* _Stated exercise_:
Reproduce the data exactly.

* _A run of records_:
* BEGIN *

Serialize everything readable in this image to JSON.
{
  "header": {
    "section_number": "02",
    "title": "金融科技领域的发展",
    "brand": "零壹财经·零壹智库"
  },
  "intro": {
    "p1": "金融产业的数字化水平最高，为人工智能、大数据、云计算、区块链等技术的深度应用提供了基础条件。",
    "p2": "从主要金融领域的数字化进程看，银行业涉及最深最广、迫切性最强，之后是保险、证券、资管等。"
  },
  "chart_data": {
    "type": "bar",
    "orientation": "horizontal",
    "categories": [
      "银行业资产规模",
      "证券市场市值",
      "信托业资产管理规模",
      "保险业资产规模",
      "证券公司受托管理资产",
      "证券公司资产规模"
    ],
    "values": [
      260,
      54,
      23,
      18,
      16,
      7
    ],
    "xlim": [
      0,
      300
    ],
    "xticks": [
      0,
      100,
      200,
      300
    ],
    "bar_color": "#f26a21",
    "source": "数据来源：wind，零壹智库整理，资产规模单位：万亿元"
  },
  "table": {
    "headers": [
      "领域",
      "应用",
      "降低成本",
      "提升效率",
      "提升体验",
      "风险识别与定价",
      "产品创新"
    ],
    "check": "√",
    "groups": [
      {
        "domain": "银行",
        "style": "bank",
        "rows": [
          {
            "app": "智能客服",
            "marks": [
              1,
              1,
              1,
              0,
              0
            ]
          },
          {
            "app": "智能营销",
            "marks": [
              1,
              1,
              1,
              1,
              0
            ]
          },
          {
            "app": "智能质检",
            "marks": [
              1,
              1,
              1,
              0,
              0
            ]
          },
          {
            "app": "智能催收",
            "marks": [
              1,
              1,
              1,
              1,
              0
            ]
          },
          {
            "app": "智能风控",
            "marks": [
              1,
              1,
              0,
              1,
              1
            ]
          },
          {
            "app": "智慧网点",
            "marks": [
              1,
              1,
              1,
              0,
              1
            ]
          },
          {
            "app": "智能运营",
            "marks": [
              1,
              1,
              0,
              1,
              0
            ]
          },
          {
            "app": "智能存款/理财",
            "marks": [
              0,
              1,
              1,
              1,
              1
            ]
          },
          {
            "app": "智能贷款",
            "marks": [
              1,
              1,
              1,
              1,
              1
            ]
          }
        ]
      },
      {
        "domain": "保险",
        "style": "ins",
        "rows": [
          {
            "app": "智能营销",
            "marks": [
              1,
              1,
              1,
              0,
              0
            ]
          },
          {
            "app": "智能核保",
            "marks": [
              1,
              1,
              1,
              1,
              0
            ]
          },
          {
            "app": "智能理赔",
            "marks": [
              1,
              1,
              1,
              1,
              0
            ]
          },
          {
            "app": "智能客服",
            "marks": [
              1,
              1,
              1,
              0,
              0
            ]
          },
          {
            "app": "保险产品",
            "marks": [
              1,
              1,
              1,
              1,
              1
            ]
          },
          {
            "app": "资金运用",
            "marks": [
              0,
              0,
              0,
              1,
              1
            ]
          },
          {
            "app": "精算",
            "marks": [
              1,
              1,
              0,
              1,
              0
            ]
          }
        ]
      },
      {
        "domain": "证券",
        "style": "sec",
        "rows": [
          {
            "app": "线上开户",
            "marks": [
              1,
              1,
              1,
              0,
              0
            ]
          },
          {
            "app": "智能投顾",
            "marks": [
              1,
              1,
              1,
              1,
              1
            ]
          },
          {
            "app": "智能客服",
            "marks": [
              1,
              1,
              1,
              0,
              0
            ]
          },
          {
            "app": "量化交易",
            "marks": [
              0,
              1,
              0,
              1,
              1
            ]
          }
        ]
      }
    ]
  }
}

* END *

* _Full response_:
Serialize everything readable in this image to JSON.
{
  "header": {
    "section_number": "02",
    "title": "金融科技领域的发展",
    "brand": "零壹财经·零壹智库"
  },
  "intro": {
    "p1": "金融产业的数字化水平最高，为人工智能、大数据、云计算、区块链等技术的深度应用提供了基础条件。",
    "p2": "从主要金融领域的数字化进程看，银行业涉及最深最广、迫切性最强，之后是保险、证券、资管等。"
  },
  "chart_data": {
    "type": "bar",
    "orientation": "horizontal",
    "categories": [
      "银行业资产规模",
      "证券市场市值",
      "信托业资产管理规模",
      "保险业资产规模",
      "证券公司受托管理资产",
      "证券公司资产规模"
    ],
    "values": [
      260,
      54,
      23,
      18,
      16,
      7
    ],
    "xlim": [
      0,
      300
    ],
    "xticks": [
      0,
      100,
      200,
      300
    ],
    "bar_color": "#f26a21",
    "source": "数据来源：wind，零壹智库整理，资产规模单位：万亿元"
  },
  "table": {
    "headers": [
      "领域",
      "应用",
      "降低成本",
      "提升效率",
      "提升体验",
      "风险识别与定价",
      "产品创新"
    ],
    "check": "√",
    "groups": [
      {
        "domain": "银行",
        "style": "bank",
        "rows": [
          {
            "app": "智能客服",
            "marks": [
              1,
              1,
              1,
              0,
              0
            ]
          },
          {
            "app": "智能营销",
            "marks": [
              1,
              1,
              1,
              1,
              0
            ]
          },
          {
            "app": "智能质检",
            "marks": [
              1,
              1,
              1,
              0,
              0
            ]
          },
          {
            "app": "智能催收",
            "marks": [
              1,
              1,
              1,
              1,
              0
            ]
          },
          {
            "app": "智能风控",
            "marks": [
              1,
              1,
              0,
              1,
              1
            ]
          },
          {
            "app": "智慧网点",
            "marks": [
              1,
              1,
              1,
              0,
              1
            ]
          },
          {
            "app": "智能运营",
            "marks": [
              1,
              1,
              0,
              1,
              0
            ]
          },
          {
            "app": "智能存款/理财",
            "marks": [
              0,
              1,
              1,
              1,
              1
            ]
          },
          {
            "app": "智能贷款",
            "marks": [
              1,
              1,
              1,
              1,
              1
            ]
          }
        ]
      },
      {
        "domain": "保险",
        "style": "ins",
        "rows": [
          {
            "app": "智能营销",
            "marks": [
              1,
              1,
              1,
              0,
              0
            ]
          },
          {
            "app": "智能核保",
            "marks": [
              1,
              1,
              1,
              1,
              0
            ]
          },
          {
            "app": "智能理赔",
            "marks": [
              1,
              1,
              1,
              1,
              0
            ]
          },
          {
            "app": "智能客服",
            "marks": [
              1,
              1,
              1,
              0,
              0
            ]
          },
          {
            "app": "保险产品",
            "marks": [
              1,
              1,
              1,
              1,
              1
            ]
          },
          {
            "app": "资金运用",
            "marks": [
              0,
              0,
              0,
              1,
              1
            ]
          },
          {
            "app": "精算",
            "marks": [
              1,
              1,
              0,
              1,
              0
            ]
          }
        ]
      },
      {
        "domain": "证券",
        "style": "sec",
        "rows": [
          {
            "app": "线上开户",
            "marks": [
              1,
              1,
              1,
              0,
              0
            ]
          },
          {
            "app": "智能投顾",
            "marks": [
              1,
              1,
              1,
              1,
              1
            ]
          },
          {
            "app": "智能客服",
            "marks": [
              1,
              1,
              1,
              0,
              0
            ]
          },
          {
            "app": "量化交易",
            "marks": [
              0,
              1,
              0,
              1,
              1
            ]
          }
        ]
      }
    ]
  }
}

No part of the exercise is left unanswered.